▶ Brief
For each statement below, say yes or no to whether the text on the Wheal Gorland liroconite sample agrees with it, and quote the words of the text that decide it. (a) The liroconite sample belongs to the collection of the National Museum in Prague. (b) The oxidation zone of the Wheal Gorland mine reaches a depth of 200 m. (c) The pervasive kaolinization is placed in the Cretaceous–Tertiary period.

▶ Provided passage
The natural liroconite sample grows on aggregates of older strashimirite and is from the type locality Wheal Gorland at St. Day, Cornwall, UK, from the collection of the National Museum in Prague (cat. no. P1N 26.818). The mine Wheal Gorland is part of the Camborne-Redruth mining district which is situated in Cornwall, the south-western part of Great Britain, approximately 90 km west of Plymouth. The Variscan granitic pluton in Cornwall is peraluminous, and the small granite bodies that host the mineralization, Carn Brea and Carn Marth, are more aluminous than the average Cornubian granite (Charoy, 1986). Several types of ore mineralizations were emplaced in these granitic rocks in Variscan and late Variscan times (Chesley et al., 1993). The last stage of significant mineralogical changes is the pervasive kaolinization, placed in the Cretaceous–Tertiary period (Sheppard, 1977). The kaolin deposits are thought to be trough- or funnel-shaped and may reach depths of 200 m. The copper mine Wheal Gorland is located on the east contact zone of the Carn Marth granite, working within both the intrusion and the altered country rock, known as “killas”. The oxidation zone of this arseniferous copper mine reaches 180 m depth and was the subject of extensive mineral collecting in the late 18th and early 19th centuries.

▶ Provided information

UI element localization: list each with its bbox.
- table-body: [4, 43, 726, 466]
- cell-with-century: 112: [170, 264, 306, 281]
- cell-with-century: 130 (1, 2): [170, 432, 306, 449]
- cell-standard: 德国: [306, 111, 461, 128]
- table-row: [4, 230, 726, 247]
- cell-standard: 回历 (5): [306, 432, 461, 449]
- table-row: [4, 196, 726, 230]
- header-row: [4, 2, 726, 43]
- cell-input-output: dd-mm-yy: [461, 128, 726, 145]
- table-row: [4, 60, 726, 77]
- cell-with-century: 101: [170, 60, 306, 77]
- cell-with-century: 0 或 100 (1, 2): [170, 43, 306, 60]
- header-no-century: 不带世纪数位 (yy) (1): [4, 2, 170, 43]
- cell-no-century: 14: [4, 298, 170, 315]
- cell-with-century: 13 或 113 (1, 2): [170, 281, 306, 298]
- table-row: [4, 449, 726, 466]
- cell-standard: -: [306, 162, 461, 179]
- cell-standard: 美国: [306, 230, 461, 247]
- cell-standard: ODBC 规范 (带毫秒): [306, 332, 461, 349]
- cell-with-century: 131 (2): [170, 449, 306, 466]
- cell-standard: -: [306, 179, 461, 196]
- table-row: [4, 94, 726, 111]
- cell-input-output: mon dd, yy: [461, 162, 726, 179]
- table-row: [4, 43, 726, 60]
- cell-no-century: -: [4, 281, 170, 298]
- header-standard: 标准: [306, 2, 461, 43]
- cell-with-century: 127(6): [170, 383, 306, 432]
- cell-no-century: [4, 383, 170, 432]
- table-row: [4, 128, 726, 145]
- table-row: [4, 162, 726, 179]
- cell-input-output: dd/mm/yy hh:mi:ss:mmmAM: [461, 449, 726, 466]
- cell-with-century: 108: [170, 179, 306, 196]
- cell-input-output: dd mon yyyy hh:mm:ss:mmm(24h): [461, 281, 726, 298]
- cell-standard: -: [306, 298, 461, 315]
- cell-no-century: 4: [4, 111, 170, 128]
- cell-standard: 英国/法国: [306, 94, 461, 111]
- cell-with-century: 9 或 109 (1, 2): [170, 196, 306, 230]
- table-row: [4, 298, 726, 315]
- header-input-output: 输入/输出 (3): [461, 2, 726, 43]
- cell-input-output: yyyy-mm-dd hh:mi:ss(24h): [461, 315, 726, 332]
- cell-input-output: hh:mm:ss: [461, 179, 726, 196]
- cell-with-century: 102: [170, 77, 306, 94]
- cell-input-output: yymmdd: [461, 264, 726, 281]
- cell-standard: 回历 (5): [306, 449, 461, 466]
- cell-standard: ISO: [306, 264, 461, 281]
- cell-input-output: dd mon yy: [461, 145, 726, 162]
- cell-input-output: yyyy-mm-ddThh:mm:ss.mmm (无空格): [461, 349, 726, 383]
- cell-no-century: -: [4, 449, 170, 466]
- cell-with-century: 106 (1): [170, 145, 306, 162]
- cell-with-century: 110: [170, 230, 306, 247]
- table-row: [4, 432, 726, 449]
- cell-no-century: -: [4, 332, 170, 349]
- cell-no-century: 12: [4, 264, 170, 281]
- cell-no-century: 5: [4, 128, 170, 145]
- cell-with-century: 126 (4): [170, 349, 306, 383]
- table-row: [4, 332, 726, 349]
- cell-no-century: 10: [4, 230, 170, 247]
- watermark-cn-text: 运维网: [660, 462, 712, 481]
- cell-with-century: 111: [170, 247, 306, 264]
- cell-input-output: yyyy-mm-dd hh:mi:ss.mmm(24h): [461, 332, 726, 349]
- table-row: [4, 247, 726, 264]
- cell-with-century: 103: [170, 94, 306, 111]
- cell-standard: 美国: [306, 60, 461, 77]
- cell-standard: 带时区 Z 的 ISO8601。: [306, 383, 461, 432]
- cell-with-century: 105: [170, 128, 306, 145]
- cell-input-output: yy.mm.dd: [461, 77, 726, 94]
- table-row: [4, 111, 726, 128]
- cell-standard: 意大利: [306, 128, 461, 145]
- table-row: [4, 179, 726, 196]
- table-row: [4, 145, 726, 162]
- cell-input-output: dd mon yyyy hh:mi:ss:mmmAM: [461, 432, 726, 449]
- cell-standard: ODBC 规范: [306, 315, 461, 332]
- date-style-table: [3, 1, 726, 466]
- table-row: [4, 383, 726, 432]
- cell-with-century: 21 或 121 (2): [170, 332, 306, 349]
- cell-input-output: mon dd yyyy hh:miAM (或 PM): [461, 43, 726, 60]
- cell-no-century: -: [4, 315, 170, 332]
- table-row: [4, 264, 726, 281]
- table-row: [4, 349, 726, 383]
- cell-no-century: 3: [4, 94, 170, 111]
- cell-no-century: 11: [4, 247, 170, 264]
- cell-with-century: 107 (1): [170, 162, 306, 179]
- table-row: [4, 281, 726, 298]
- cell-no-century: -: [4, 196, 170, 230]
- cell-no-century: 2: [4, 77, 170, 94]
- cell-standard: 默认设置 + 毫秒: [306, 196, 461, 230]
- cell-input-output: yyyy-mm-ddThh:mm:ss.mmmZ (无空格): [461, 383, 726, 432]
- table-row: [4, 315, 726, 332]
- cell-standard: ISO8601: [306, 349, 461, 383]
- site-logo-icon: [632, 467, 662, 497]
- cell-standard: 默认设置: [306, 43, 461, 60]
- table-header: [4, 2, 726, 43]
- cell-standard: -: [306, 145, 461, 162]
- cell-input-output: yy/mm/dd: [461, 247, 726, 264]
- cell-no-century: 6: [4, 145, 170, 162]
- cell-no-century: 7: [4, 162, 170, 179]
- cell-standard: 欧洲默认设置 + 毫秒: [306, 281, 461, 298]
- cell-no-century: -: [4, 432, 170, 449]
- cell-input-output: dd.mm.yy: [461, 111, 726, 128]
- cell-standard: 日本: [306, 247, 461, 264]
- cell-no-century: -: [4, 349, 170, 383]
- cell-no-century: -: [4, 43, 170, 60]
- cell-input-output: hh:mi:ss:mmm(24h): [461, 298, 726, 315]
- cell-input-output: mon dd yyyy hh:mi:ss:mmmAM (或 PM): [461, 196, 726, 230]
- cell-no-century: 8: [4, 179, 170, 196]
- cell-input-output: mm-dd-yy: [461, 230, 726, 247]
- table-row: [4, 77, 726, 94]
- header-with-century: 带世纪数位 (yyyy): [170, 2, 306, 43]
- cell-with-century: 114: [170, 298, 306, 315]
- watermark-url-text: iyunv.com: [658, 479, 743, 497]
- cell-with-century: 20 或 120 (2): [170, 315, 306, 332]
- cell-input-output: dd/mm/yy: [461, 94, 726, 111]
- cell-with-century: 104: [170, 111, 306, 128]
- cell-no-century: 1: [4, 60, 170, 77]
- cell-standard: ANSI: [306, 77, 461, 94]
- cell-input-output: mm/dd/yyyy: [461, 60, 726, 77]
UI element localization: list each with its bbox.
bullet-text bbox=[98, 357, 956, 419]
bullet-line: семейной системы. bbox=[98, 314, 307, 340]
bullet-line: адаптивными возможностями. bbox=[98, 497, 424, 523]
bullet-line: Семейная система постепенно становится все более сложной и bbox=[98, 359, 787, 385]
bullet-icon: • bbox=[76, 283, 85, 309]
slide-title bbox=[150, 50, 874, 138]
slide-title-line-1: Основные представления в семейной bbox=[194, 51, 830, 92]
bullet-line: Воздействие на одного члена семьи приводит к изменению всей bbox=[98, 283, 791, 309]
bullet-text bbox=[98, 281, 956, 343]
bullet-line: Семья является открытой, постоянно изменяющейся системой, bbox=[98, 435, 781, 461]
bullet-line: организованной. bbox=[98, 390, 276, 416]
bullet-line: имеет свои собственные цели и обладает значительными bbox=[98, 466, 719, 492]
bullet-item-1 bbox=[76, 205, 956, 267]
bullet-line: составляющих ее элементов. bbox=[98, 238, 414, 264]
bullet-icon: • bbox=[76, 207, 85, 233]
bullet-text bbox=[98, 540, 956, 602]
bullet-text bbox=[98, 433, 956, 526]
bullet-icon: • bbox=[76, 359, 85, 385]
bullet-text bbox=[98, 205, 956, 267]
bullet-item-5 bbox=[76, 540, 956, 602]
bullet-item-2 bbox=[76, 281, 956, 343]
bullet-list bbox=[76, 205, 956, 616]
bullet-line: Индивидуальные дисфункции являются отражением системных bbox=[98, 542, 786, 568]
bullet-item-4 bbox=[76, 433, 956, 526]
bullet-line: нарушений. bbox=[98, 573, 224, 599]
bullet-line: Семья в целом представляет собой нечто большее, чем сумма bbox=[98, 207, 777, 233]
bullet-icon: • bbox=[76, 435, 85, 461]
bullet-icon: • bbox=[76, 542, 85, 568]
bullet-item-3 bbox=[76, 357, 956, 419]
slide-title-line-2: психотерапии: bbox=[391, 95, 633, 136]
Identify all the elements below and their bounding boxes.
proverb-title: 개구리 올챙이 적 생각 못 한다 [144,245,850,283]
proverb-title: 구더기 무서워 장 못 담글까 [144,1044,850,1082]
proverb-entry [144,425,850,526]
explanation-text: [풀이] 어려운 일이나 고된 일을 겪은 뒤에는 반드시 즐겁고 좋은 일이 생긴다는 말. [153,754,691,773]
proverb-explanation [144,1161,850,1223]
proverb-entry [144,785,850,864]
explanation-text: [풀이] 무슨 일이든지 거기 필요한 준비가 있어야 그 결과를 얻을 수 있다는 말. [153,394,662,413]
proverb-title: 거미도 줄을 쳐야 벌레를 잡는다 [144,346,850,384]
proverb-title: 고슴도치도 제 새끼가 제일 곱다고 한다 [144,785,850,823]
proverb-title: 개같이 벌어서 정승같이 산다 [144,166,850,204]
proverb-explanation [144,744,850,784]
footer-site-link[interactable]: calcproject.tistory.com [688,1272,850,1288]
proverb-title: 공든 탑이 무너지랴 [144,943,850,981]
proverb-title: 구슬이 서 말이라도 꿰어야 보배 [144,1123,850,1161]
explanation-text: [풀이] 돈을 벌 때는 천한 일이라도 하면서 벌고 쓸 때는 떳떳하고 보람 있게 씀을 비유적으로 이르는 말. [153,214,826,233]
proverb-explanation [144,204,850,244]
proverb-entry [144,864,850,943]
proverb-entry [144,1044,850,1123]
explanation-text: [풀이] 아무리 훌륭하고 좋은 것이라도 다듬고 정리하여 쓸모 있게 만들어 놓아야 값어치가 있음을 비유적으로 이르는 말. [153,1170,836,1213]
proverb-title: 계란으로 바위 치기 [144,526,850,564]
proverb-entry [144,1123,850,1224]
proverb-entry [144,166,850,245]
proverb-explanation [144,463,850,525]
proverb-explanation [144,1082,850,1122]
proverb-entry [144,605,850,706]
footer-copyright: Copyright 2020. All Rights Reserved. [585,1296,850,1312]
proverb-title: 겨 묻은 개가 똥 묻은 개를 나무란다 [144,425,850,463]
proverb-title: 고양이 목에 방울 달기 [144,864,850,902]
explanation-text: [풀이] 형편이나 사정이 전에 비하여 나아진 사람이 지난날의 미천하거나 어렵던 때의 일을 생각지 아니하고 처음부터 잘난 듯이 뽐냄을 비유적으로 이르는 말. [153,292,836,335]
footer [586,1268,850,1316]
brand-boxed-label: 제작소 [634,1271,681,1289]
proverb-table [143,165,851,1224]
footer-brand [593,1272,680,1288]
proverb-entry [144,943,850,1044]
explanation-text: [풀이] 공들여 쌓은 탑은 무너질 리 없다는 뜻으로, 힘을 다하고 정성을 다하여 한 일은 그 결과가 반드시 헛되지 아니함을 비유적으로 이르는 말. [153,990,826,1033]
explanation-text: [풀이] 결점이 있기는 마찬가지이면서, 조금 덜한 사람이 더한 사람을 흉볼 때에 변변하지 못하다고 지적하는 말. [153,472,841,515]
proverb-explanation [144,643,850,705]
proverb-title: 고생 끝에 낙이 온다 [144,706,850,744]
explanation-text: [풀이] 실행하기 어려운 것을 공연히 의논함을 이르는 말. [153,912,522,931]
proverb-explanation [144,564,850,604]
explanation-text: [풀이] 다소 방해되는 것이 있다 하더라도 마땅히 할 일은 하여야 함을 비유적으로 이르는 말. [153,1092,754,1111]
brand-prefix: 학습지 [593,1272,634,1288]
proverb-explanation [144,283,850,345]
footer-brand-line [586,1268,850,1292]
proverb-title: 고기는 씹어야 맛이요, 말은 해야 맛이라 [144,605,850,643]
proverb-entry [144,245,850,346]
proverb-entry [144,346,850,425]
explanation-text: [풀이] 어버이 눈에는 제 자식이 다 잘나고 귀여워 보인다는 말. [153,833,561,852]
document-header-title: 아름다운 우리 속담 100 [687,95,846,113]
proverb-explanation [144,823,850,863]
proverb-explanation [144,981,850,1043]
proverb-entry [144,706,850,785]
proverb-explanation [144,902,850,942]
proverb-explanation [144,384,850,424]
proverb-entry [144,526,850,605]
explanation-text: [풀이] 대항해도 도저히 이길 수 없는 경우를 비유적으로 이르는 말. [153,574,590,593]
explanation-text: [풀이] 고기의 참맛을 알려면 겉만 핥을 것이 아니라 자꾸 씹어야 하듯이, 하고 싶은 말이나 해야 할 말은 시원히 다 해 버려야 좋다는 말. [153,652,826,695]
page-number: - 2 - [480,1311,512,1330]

▶ In response
(a) Yes: "from the collection of the National Museum in Prague"
(b) No: "The oxidation zone of this arseniferous copper mine reaches 180 m depth"
(c) Yes: "the pervasive kaolinization, placed in the Cretaceous–Tertiary period"